[start Listing]
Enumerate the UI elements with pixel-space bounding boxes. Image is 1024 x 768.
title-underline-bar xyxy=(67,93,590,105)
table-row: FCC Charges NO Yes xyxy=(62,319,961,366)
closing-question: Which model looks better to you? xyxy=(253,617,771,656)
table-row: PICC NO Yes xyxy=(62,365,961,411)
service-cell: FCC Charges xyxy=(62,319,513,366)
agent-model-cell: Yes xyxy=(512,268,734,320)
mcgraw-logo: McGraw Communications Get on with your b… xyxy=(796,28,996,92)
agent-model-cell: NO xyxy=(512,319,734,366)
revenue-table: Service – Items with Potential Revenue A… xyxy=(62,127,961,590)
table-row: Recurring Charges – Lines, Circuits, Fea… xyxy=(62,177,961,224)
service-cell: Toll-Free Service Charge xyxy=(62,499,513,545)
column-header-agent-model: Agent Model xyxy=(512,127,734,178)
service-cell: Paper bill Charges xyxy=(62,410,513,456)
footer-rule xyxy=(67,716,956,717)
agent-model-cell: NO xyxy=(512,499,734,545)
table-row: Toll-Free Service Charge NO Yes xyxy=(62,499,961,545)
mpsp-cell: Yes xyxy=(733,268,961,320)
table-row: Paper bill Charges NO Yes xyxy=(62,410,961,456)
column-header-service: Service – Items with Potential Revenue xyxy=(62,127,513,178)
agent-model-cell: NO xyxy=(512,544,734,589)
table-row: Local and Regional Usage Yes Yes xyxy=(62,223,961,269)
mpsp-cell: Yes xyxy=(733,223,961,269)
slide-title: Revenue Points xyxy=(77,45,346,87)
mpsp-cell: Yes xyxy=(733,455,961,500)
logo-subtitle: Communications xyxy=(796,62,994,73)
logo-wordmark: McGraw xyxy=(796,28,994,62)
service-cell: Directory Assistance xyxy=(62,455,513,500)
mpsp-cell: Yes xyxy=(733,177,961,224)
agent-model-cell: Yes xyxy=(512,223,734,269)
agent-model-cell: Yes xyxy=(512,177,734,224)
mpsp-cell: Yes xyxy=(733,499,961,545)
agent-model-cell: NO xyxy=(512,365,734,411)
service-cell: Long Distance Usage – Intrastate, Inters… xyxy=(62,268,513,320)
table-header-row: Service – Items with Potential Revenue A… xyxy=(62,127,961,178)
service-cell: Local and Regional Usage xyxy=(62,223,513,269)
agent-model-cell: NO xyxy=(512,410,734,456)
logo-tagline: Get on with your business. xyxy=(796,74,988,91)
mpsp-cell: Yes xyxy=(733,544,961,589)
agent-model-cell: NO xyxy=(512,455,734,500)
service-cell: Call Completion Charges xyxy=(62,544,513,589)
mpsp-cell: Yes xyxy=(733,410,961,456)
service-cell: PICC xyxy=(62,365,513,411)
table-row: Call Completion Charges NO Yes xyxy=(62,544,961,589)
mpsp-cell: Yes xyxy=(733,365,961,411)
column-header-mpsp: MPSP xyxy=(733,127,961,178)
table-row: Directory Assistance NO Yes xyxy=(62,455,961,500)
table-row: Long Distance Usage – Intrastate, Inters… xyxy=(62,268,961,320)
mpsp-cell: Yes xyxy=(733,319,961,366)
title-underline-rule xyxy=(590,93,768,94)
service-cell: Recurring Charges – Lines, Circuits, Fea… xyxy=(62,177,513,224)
[end Listing]
Copy every line of the records above exactly as it appears, without changing anything.

Enumerate the UI elements with pixel-space bounding boxes. Image is 1024 x 768.
title-underline-bar xyxy=(67,93,590,105)
table-row: FCC Charges NO Yes xyxy=(62,319,961,366)
closing-question: Which model looks better to you? xyxy=(253,617,771,656)
table-row: PICC NO Yes xyxy=(62,365,961,411)
service-cell: FCC Charges xyxy=(62,319,513,366)
agent-model-cell: Yes xyxy=(512,268,734,320)
mcgraw-logo: McGraw Communications Get on with your b… xyxy=(796,28,996,92)
agent-model-cell: NO xyxy=(512,319,734,366)
revenue-table: Service – Items with Potential Revenue A… xyxy=(62,127,961,590)
table-row: Recurring Charges – Lines, Circuits, Fea… xyxy=(62,177,961,224)
service-cell: Toll-Free Service Charge xyxy=(62,499,513,545)
column-header-agent-model: Agent Model xyxy=(512,127,734,178)
service-cell: Paper bill Charges xyxy=(62,410,513,456)
footer-rule xyxy=(67,716,956,717)
agent-model-cell: NO xyxy=(512,499,734,545)
table-row: Toll-Free Service Charge NO Yes xyxy=(62,499,961,545)
mpsp-cell: Yes xyxy=(733,268,961,320)
table-row: Paper bill Charges NO Yes xyxy=(62,410,961,456)
column-header-service: Service – Items with Potential Revenue xyxy=(62,127,513,178)
agent-model-cell: NO xyxy=(512,544,734,589)
table-row: Local and Regional Usage Yes Yes xyxy=(62,223,961,269)
mpsp-cell: Yes xyxy=(733,223,961,269)
slide-title: Revenue Points xyxy=(77,45,346,87)
mpsp-cell: Yes xyxy=(733,455,961,500)
logo-subtitle: Communications xyxy=(796,62,994,73)
logo-wordmark: McGraw xyxy=(796,28,994,62)
service-cell: Directory Assistance xyxy=(62,455,513,500)
mpsp-cell: Yes xyxy=(733,177,961,224)
agent-model-cell: Yes xyxy=(512,223,734,269)
agent-model-cell: Yes xyxy=(512,177,734,224)
mpsp-cell: Yes xyxy=(733,499,961,545)
agent-model-cell: NO xyxy=(512,365,734,411)
service-cell: Long Distance Usage – Intrastate, Inters… xyxy=(62,268,513,320)
table-header-row: Service – Items with Potential Revenue A… xyxy=(62,127,961,178)
service-cell: Local and Regional Usage xyxy=(62,223,513,269)
agent-model-cell: NO xyxy=(512,410,734,456)
logo-tagline: Get on with your business. xyxy=(796,74,988,91)
mpsp-cell: Yes xyxy=(733,544,961,589)
agent-model-cell: NO xyxy=(512,455,734,500)
service-cell: Call Completion Charges xyxy=(62,544,513,589)
mpsp-cell: Yes xyxy=(733,410,961,456)
service-cell: PICC xyxy=(62,365,513,411)
table-row: Call Completion Charges NO Yes xyxy=(62,544,961,589)
mpsp-cell: Yes xyxy=(733,365,961,411)
column-header-mpsp: MPSP xyxy=(733,127,961,178)
table-row: Directory Assistance NO Yes xyxy=(62,455,961,500)
table-row: Long Distance Usage – Intrastate, Inters… xyxy=(62,268,961,320)
mpsp-cell: Yes xyxy=(733,319,961,366)
title-underline-rule xyxy=(590,93,768,94)
service-cell: Recurring Charges – Lines, Circuits, Fea… xyxy=(62,177,513,224)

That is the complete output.